WORK TO BE COMPLETED ::
Leaving out the pictures, please retype each record exactly.

** START OF AVAILABLE DATA **

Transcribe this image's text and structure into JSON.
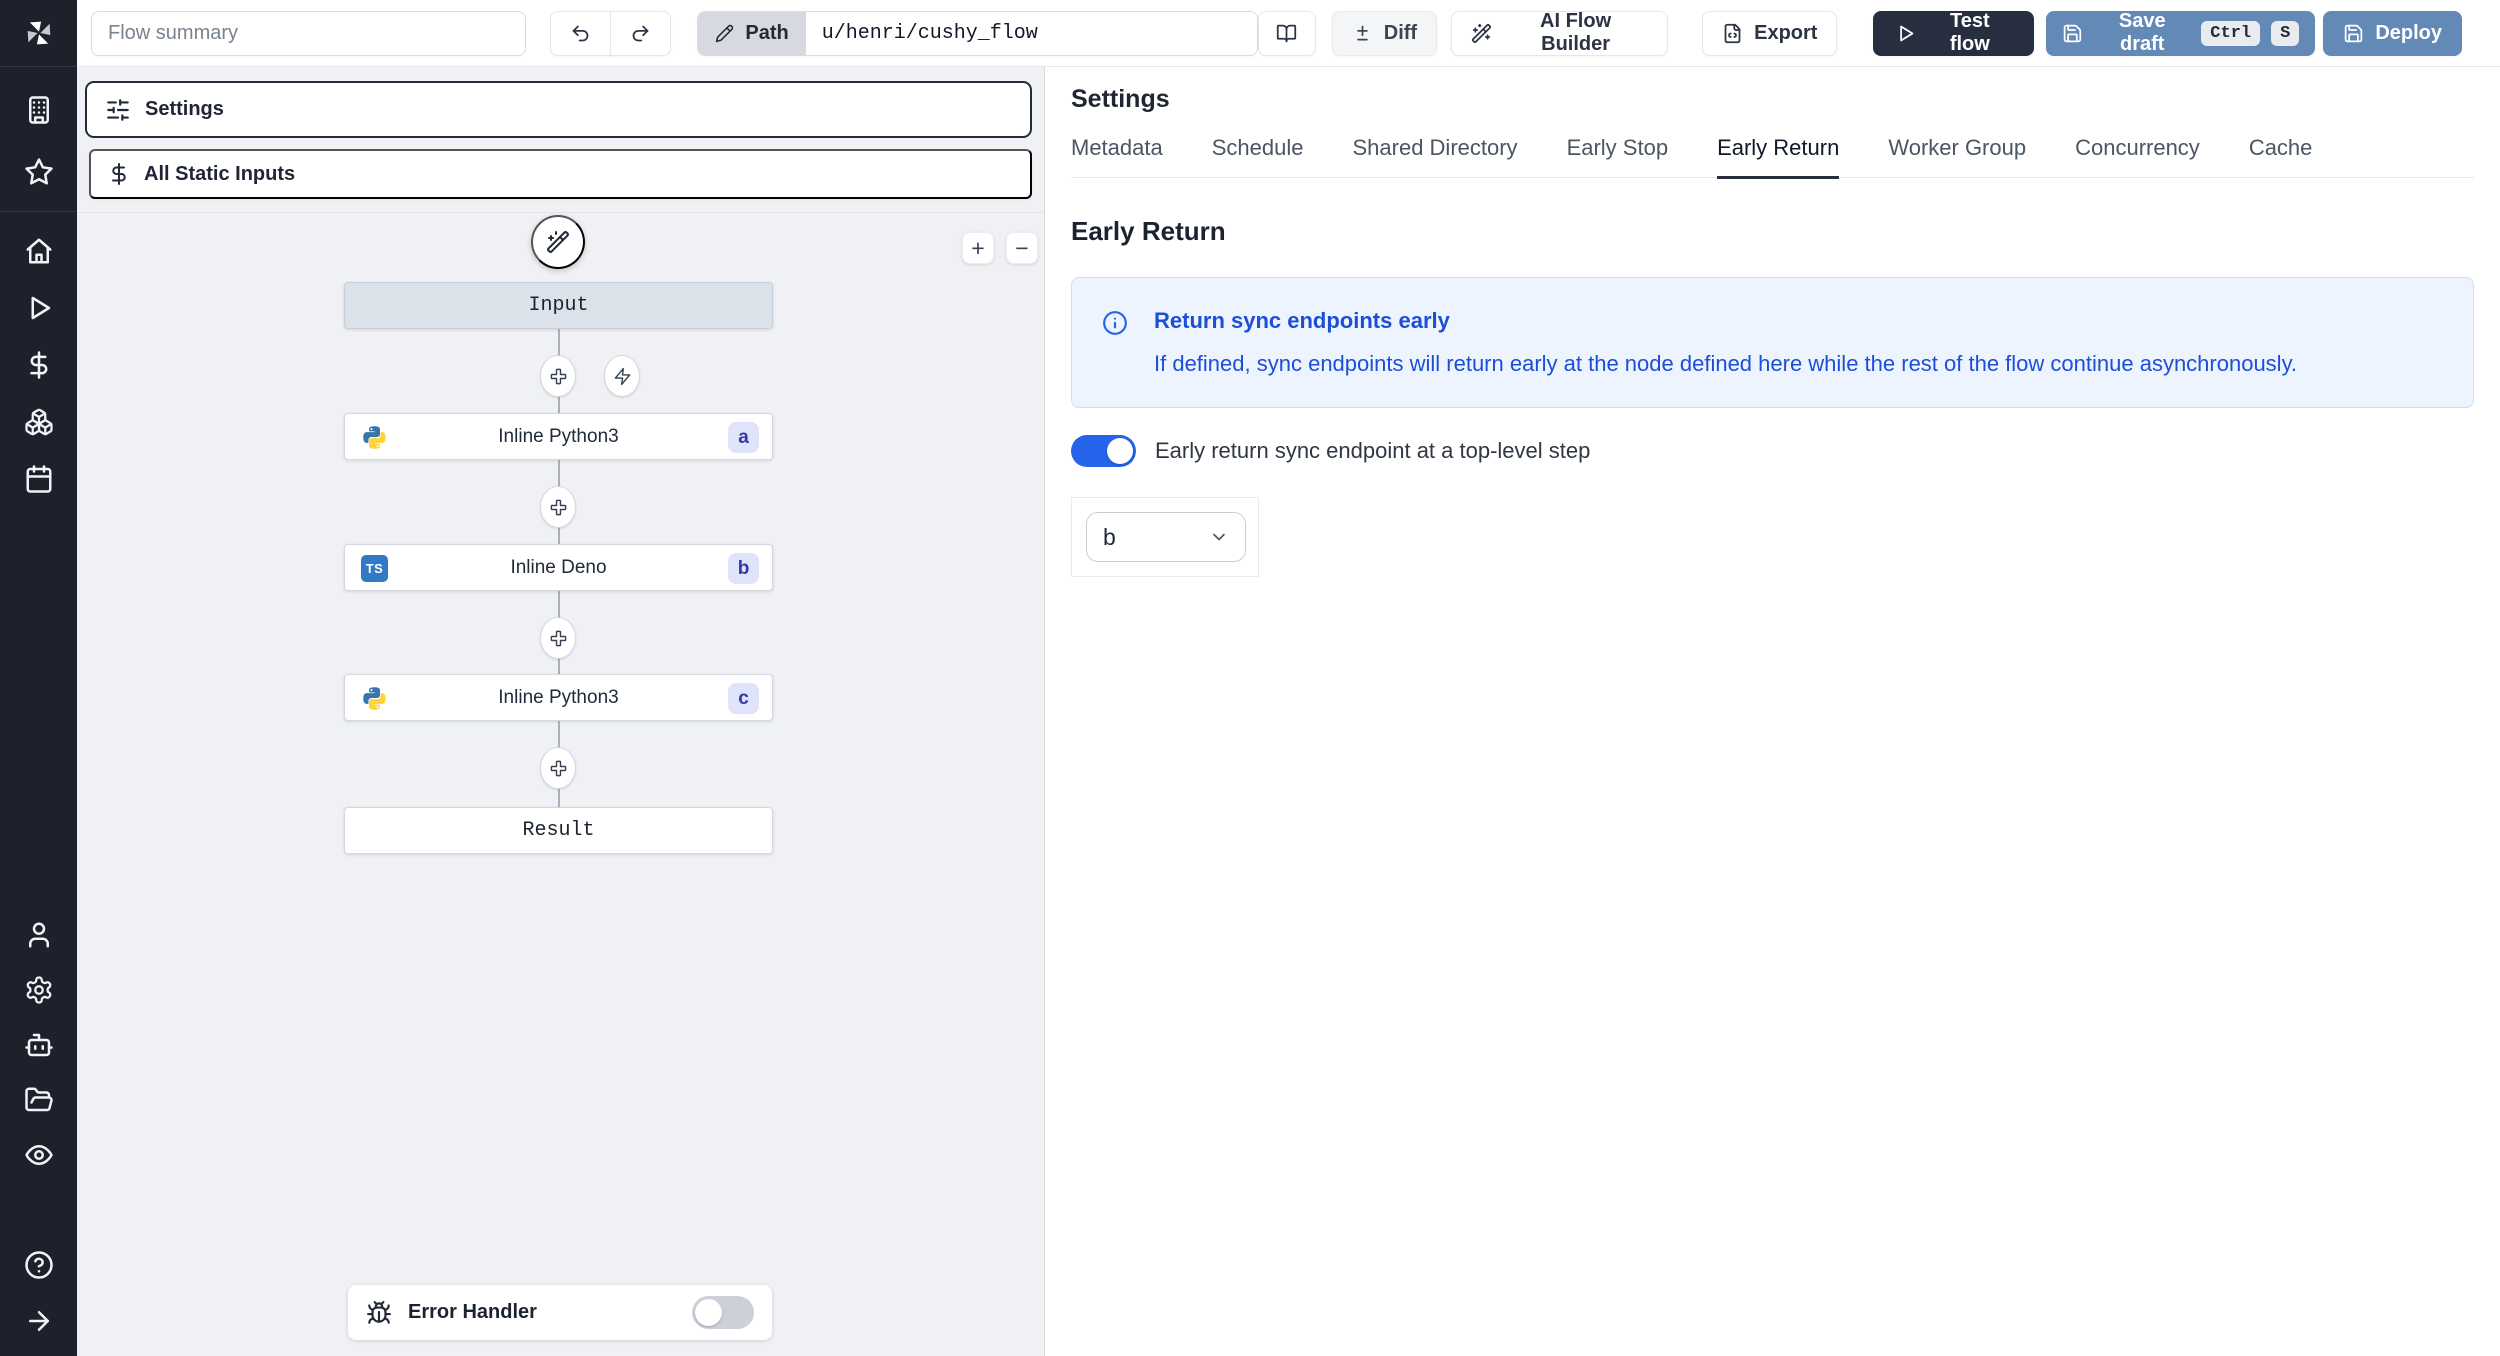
{
  "topbar": {
    "flow_summary_placeholder": "Flow summary",
    "path_label": "Path",
    "path_value": "u/henri/cushy_flow",
    "buttons": {
      "diff": "Diff",
      "ai_flow_builder": "AI Flow Builder",
      "export": "Export",
      "test_flow": "Test flow",
      "save_draft": "Save draft",
      "deploy": "Deploy"
    },
    "kbd": {
      "ctrl": "Ctrl",
      "s": "S"
    }
  },
  "sidebar": {
    "icons": [
      "windmill-logo",
      "building",
      "star",
      "home",
      "play",
      "dollar",
      "boxes",
      "calendar",
      "user",
      "gear",
      "robot",
      "folder-open",
      "eye",
      "help-circle",
      "arrow-right"
    ]
  },
  "flow_panel": {
    "settings_label": "Settings",
    "all_static_inputs_label": "All Static Inputs",
    "zoom_in_label": "+",
    "zoom_out_label": "−",
    "input_node_label": "Input",
    "steps": [
      {
        "label": "Inline Python3",
        "badge": "a",
        "language": "python"
      },
      {
        "label": "Inline Deno",
        "badge": "b",
        "language": "typescript"
      },
      {
        "label": "Inline Python3",
        "badge": "c",
        "language": "python"
      }
    ],
    "ts_icon_text": "TS",
    "result_node_label": "Result",
    "error_handler_label": "Error Handler",
    "error_handler_enabled": false
  },
  "right_panel": {
    "title": "Settings",
    "tabs": [
      "Metadata",
      "Schedule",
      "Shared Directory",
      "Early Stop",
      "Early Return",
      "Worker Group",
      "Concurrency",
      "Cache"
    ],
    "active_tab": "Early Return",
    "section_title": "Early Return",
    "info_title": "Return sync endpoints early",
    "info_body": "If defined, sync endpoints will return early at the node defined here while the rest of the flow continue asynchronously.",
    "toggle_label": "Early return sync endpoint at a top-level step",
    "toggle_on": true,
    "select_value": "b"
  },
  "colors": {
    "sidebar_bg": "#1d212c",
    "canvas_bg": "#eff1f4",
    "accent_blue": "#2563eb",
    "steel_blue_button": "#6389b6",
    "dark_button": "#272e40",
    "info_bg": "#edf4fe",
    "info_text": "#1d4ed8",
    "badge_bg": "#dfe4fb",
    "badge_text": "#3538a8",
    "input_node_bg": "#dbe2ea",
    "ts_blue": "#3178c6"
  }
}
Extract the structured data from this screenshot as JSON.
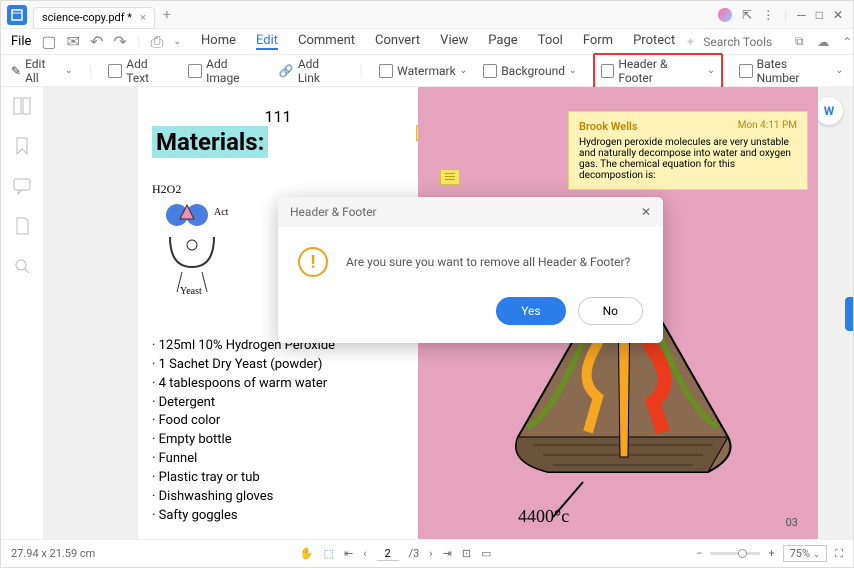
{
  "titlebar": {
    "filename": "science-copy.pdf *"
  },
  "quickbar": {
    "file": "File",
    "search_placeholder": "Search Tools"
  },
  "menu": {
    "home": "Home",
    "edit": "Edit",
    "comment": "Comment",
    "convert": "Convert",
    "view": "View",
    "page": "Page",
    "tool": "Tool",
    "form": "Form",
    "protect": "Protect"
  },
  "ribbon": {
    "editall": "Edit All",
    "addtext": "Add Text",
    "addimage": "Add Image",
    "addlink": "Add Link",
    "watermark": "Watermark",
    "background": "Background",
    "headerfooter": "Header & Footer",
    "bates": "Bates Number"
  },
  "document": {
    "page_header": "111",
    "title": "Materials:",
    "h2o2": "H2O2",
    "yeast_label": "Yeast",
    "act_label": "Act",
    "list": [
      "125ml 10% Hydrogen Peroxide",
      "1 Sachet Dry Yeast (powder)",
      "4 tablespoons of warm water",
      "Detergent",
      "Food color",
      "Empty bottle",
      "Funnel",
      "Plastic tray or tub",
      "Dishwashing gloves",
      "Safty goggles"
    ],
    "temp": "4400°c",
    "footer_page": "03"
  },
  "comment": {
    "author": "Brook Wells",
    "time": "Mon 4:11 PM",
    "text": "Hydrogen peroxide molecules are very unstable and naturally decompose into water and oxygen gas. The chemical equation for this decompostion is:"
  },
  "dialog": {
    "title": "Header & Footer",
    "message": "Are you sure you want to remove all Header & Footer?",
    "yes": "Yes",
    "no": "No"
  },
  "status": {
    "dims": "27.94 x 21.59 cm",
    "page": "2",
    "total": "/3",
    "zoom": "75%"
  }
}
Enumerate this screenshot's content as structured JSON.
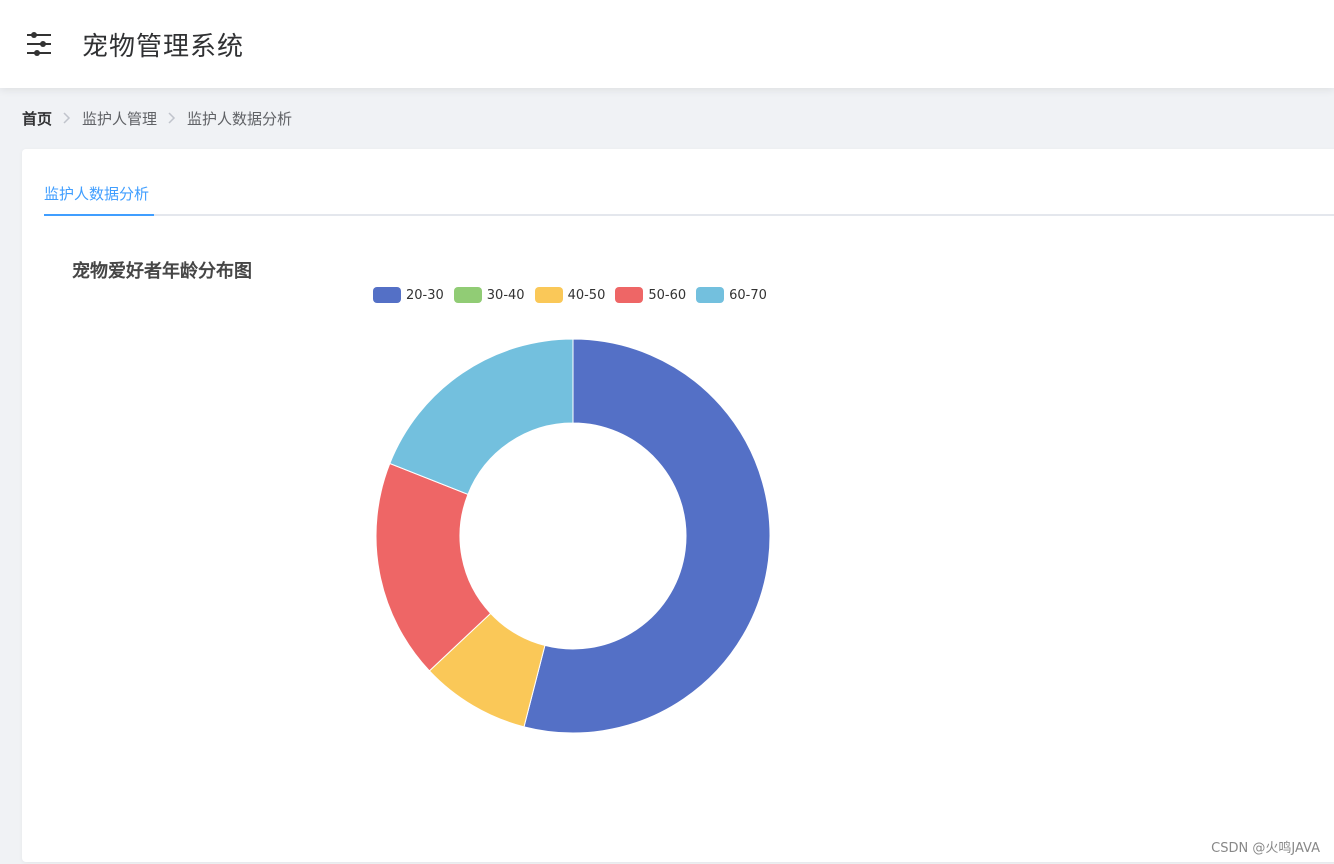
{
  "header": {
    "menu_icon": "sliders-icon",
    "title": "宠物管理系统"
  },
  "breadcrumb": {
    "items": [
      "首页",
      "监护人管理",
      "监护人数据分析"
    ]
  },
  "tabs": [
    {
      "label": "监护人数据分析",
      "active": true
    }
  ],
  "chart_data": {
    "type": "pie",
    "variant": "donut",
    "title": "宠物爱好者年龄分布图",
    "legend_position": "top-center",
    "categories": [
      "20-30",
      "30-40",
      "40-50",
      "50-60",
      "60-70"
    ],
    "values": [
      54,
      0,
      9,
      18,
      19
    ],
    "colors": [
      "#5470c6",
      "#91cc75",
      "#fac858",
      "#ee6666",
      "#73c0de"
    ]
  },
  "watermark": "CSDN @火鸣JAVA"
}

** END OF AVAILABLE DATA **

SOLUTION ::
Transcribe this image's text and structure into JSON.
{
  "topbar": {
    "flow_summary_placeholder": "Flow summary",
    "path_label": "Path",
    "path_value": "u/henri/cushy_flow",
    "buttons": {
      "diff": "Diff",
      "ai_flow_builder": "AI Flow Builder",
      "export": "Export",
      "test_flow": "Test flow",
      "save_draft": "Save draft",
      "deploy": "Deploy"
    },
    "kbd": {
      "ctrl": "Ctrl",
      "s": "S"
    }
  },
  "sidebar": {
    "icons": [
      "windmill-logo",
      "building",
      "star",
      "home",
      "play",
      "dollar",
      "boxes",
      "calendar",
      "user",
      "gear",
      "robot",
      "folder-open",
      "eye",
      "help-circle",
      "arrow-right"
    ]
  },
  "flow_panel": {
    "settings_label": "Settings",
    "all_static_inputs_label": "All Static Inputs",
    "zoom_in_label": "+",
    "zoom_out_label": "−",
    "input_node_label": "Input",
    "steps": [
      {
        "label": "Inline Python3",
        "badge": "a",
        "language": "python"
      },
      {
        "label": "Inline Deno",
        "badge": "b",
        "language": "typescript"
      },
      {
        "label": "Inline Python3",
        "badge": "c",
        "language": "python"
      }
    ],
    "ts_icon_text": "TS",
    "result_node_label": "Result",
    "error_handler_label": "Error Handler",
    "error_handler_enabled": false
  },
  "right_panel": {
    "title": "Settings",
    "tabs": [
      "Metadata",
      "Schedule",
      "Shared Directory",
      "Early Stop",
      "Early Return",
      "Worker Group",
      "Concurrency",
      "Cache"
    ],
    "active_tab": "Early Return",
    "section_title": "Early Return",
    "info_title": "Return sync endpoints early",
    "info_body": "If defined, sync endpoints will return early at the node defined here while the rest of the flow continue asynchronously.",
    "toggle_label": "Early return sync endpoint at a top-level step",
    "toggle_on": true,
    "select_value": "b"
  },
  "colors": {
    "sidebar_bg": "#1d212c",
    "canvas_bg": "#eff1f4",
    "accent_blue": "#2563eb",
    "steel_blue_button": "#6389b6",
    "dark_button": "#272e40",
    "info_bg": "#edf4fe",
    "info_text": "#1d4ed8",
    "badge_bg": "#dfe4fb",
    "badge_text": "#3538a8",
    "input_node_bg": "#dbe2ea",
    "ts_blue": "#3178c6"
  }
}
Extract the structured data from this screenshot as JSON.
{
  "titlebar": {
    "filename": "science-copy.pdf *"
  },
  "quickbar": {
    "file": "File",
    "search_placeholder": "Search Tools"
  },
  "menu": {
    "home": "Home",
    "edit": "Edit",
    "comment": "Comment",
    "convert": "Convert",
    "view": "View",
    "page": "Page",
    "tool": "Tool",
    "form": "Form",
    "protect": "Protect"
  },
  "ribbon": {
    "editall": "Edit All",
    "addtext": "Add Text",
    "addimage": "Add Image",
    "addlink": "Add Link",
    "watermark": "Watermark",
    "background": "Background",
    "headerfooter": "Header & Footer",
    "bates": "Bates Number"
  },
  "document": {
    "page_header": "111",
    "title": "Materials:",
    "h2o2": "H2O2",
    "yeast_label": "Yeast",
    "act_label": "Act",
    "list": [
      "125ml 10% Hydrogen Peroxide",
      "1 Sachet Dry Yeast (powder)",
      "4 tablespoons of warm water",
      "Detergent",
      "Food color",
      "Empty bottle",
      "Funnel",
      "Plastic tray or tub",
      "Dishwashing gloves",
      "Safty goggles"
    ],
    "temp": "4400°c",
    "footer_page": "03"
  },
  "comment": {
    "author": "Brook Wells",
    "time": "Mon 4:11 PM",
    "text": "Hydrogen peroxide molecules are very unstable and naturally decompose into water and oxygen gas. The chemical equation for this decompostion is:"
  },
  "dialog": {
    "title": "Header & Footer",
    "message": "Are you sure you want to remove all Header & Footer?",
    "yes": "Yes",
    "no": "No"
  },
  "status": {
    "dims": "27.94 x 21.59 cm",
    "page": "2",
    "total": "/3",
    "zoom": "75%"
  }
}
Enumerate this screenshot's content as structured JSON.
{
  "header": {
    "menu_icon": "sliders-icon",
    "title": "宠物管理系统"
  },
  "breadcrumb": {
    "items": [
      "首页",
      "监护人管理",
      "监护人数据分析"
    ]
  },
  "tabs": [
    {
      "label": "监护人数据分析",
      "active": true
    }
  ],
  "chart_data": {
    "type": "pie",
    "variant": "donut",
    "title": "宠物爱好者年龄分布图",
    "legend_position": "top-center",
    "categories": [
      "20-30",
      "30-40",
      "40-50",
      "50-60",
      "60-70"
    ],
    "values": [
      54,
      0,
      9,
      18,
      19
    ],
    "colors": [
      "#5470c6",
      "#91cc75",
      "#fac858",
      "#ee6666",
      "#73c0de"
    ]
  },
  "watermark": "CSDN @火鸣JAVA"
}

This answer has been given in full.